++++ RECORDS

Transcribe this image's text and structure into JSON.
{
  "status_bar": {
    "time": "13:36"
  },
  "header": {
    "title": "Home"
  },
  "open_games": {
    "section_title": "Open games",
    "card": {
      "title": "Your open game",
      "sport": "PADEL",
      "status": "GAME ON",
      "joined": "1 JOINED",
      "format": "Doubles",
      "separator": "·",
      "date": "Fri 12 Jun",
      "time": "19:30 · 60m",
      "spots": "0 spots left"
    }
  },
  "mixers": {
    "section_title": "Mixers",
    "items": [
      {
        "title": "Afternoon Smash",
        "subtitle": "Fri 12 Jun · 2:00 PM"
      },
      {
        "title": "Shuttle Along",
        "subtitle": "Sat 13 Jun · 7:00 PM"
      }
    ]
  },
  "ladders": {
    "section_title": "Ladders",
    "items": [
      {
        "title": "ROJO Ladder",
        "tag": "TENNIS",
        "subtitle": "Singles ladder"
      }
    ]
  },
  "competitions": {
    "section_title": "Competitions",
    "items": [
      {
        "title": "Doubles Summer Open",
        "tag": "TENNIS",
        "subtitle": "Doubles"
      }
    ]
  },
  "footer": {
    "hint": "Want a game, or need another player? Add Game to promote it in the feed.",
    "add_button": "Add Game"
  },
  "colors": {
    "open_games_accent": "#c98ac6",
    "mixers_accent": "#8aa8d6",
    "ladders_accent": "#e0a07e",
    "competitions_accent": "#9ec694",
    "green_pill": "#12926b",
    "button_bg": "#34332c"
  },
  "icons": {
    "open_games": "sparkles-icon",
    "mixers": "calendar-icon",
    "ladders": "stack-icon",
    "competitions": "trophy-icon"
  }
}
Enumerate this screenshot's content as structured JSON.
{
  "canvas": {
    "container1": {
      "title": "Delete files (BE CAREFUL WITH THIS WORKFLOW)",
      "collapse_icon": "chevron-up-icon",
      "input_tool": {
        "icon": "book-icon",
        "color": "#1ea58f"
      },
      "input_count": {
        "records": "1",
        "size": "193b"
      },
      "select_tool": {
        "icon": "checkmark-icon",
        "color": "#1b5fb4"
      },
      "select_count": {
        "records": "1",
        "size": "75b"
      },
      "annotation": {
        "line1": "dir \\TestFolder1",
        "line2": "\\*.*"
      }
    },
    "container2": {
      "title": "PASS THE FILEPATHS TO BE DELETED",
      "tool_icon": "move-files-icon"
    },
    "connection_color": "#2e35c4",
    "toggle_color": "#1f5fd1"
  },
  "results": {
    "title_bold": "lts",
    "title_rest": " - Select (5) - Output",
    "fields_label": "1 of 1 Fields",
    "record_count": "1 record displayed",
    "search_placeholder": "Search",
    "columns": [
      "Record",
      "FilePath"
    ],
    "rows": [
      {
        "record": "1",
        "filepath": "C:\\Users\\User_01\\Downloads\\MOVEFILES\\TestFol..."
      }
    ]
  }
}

++++++++

STATED GOAL: Write out each line of the data above again, exactly as given.

ANSWER TO THIS TASK:
Transcribe this image's text and structure into JSON.
{
  "status_bar": {
    "time": "13:36"
  },
  "header": {
    "title": "Home"
  },
  "open_games": {
    "section_title": "Open games",
    "card": {
      "title": "Your open game",
      "sport": "PADEL",
      "status": "GAME ON",
      "joined": "1 JOINED",
      "format": "Doubles",
      "separator": "·",
      "date": "Fri 12 Jun",
      "time": "19:30 · 60m",
      "spots": "0 spots left"
    }
  },
  "mixers": {
    "section_title": "Mixers",
    "items": [
      {
        "title": "Afternoon Smash",
        "subtitle": "Fri 12 Jun · 2:00 PM"
      },
      {
        "title": "Shuttle Along",
        "subtitle": "Sat 13 Jun · 7:00 PM"
      }
    ]
  },
  "ladders": {
    "section_title": "Ladders",
    "items": [
      {
        "title": "ROJO Ladder",
        "tag": "TENNIS",
        "subtitle": "Singles ladder"
      }
    ]
  },
  "competitions": {
    "section_title": "Competitions",
    "items": [
      {
        "title": "Doubles Summer Open",
        "tag": "TENNIS",
        "subtitle": "Doubles"
      }
    ]
  },
  "footer": {
    "hint": "Want a game, or need another player? Add Game to promote it in the feed.",
    "add_button": "Add Game"
  },
  "colors": {
    "open_games_accent": "#c98ac6",
    "mixers_accent": "#8aa8d6",
    "ladders_accent": "#e0a07e",
    "competitions_accent": "#9ec694",
    "green_pill": "#12926b",
    "button_bg": "#34332c"
  },
  "icons": {
    "open_games": "sparkles-icon",
    "mixers": "calendar-icon",
    "ladders": "stack-icon",
    "competitions": "trophy-icon"
  }
}
Enumerate this screenshot's content as structured JSON.
{
  "canvas": {
    "container1": {
      "title": "Delete files (BE CAREFUL WITH THIS WORKFLOW)",
      "collapse_icon": "chevron-up-icon",
      "input_tool": {
        "icon": "book-icon",
        "color": "#1ea58f"
      },
      "input_count": {
        "records": "1",
        "size": "193b"
      },
      "select_tool": {
        "icon": "checkmark-icon",
        "color": "#1b5fb4"
      },
      "select_count": {
        "records": "1",
        "size": "75b"
      },
      "annotation": {
        "line1": "dir \\TestFolder1",
        "line2": "\\*.*"
      }
    },
    "container2": {
      "title": "PASS THE FILEPATHS TO BE DELETED",
      "tool_icon": "move-files-icon"
    },
    "connection_color": "#2e35c4",
    "toggle_color": "#1f5fd1"
  },
  "results": {
    "title_bold": "lts",
    "title_rest": " - Select (5) - Output",
    "fields_label": "1 of 1 Fields",
    "record_count": "1 record displayed",
    "search_placeholder": "Search",
    "columns": [
      "Record",
      "FilePath"
    ],
    "rows": [
      {
        "record": "1",
        "filepath": "C:\\Users\\User_01\\Downloads\\MOVEFILES\\TestFol..."
      }
    ]
  }
}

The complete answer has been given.